■ TASK DETAILS
Reproduce each of the lines word for word.

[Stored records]

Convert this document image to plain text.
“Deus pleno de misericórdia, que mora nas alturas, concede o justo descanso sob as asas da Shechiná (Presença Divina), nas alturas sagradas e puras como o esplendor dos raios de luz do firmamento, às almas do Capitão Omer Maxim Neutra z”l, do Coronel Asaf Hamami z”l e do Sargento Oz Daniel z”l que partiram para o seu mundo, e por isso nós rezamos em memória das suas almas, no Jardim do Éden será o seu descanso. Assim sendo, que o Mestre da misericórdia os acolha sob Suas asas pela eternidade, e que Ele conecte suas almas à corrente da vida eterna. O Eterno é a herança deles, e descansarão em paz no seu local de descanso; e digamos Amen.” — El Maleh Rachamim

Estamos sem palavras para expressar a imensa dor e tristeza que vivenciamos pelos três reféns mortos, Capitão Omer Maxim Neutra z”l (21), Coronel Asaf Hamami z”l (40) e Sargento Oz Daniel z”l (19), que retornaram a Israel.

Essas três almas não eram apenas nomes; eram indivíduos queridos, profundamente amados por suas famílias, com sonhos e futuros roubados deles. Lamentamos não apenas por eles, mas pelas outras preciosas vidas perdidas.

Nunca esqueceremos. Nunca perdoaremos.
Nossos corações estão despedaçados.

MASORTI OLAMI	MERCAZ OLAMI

■ FINISHED EXERCISE
Convert this document image to plain text.
“Deus pleno de misericórdia, que mora nas alturas, concede o justo descanso sob as asas da Shechiná (Presença Divina), nas alturas sagradas e puras como o esplendor dos raios de luz do firmamento, às almas do Capitão Omer Maxim Neutra z”l, do Coronel Asaf Hamami z”l e do Sargento Oz Daniel z”l que partiram para o seu mundo, e por isso nós rezamos em memória das suas almas, no Jardim do Éden será o seu descanso. Assim sendo, que o Mestre da misericórdia os acolha sob Suas asas pela eternidade, e que Ele conecte suas almas à corrente da vida eterna. O Eterno é a herança deles, e descansarão em paz no seu local de descanso; e digamos Amen.” — El Maleh Rachamim

Estamos sem palavras para expressar a imensa dor e tristeza que vivenciamos pelos três reféns mortos, Capitão Omer Maxim Neutra z”l (21), Coronel Asaf Hamami z”l (40) e Sargento Oz Daniel z”l (19), que retornaram a Israel.

Essas três almas não eram apenas nomes; eram indivíduos queridos, profundamente amados por suas famílias, com sonhos e futuros roubados deles. Lamentamos não apenas por eles, mas pelas outras preciosas vidas perdidas.

Nunca esqueceremos. Nunca perdoaremos.
Nossos corações estão despedaçados.

MASORTI OLAMI	MERCAZ OLAMI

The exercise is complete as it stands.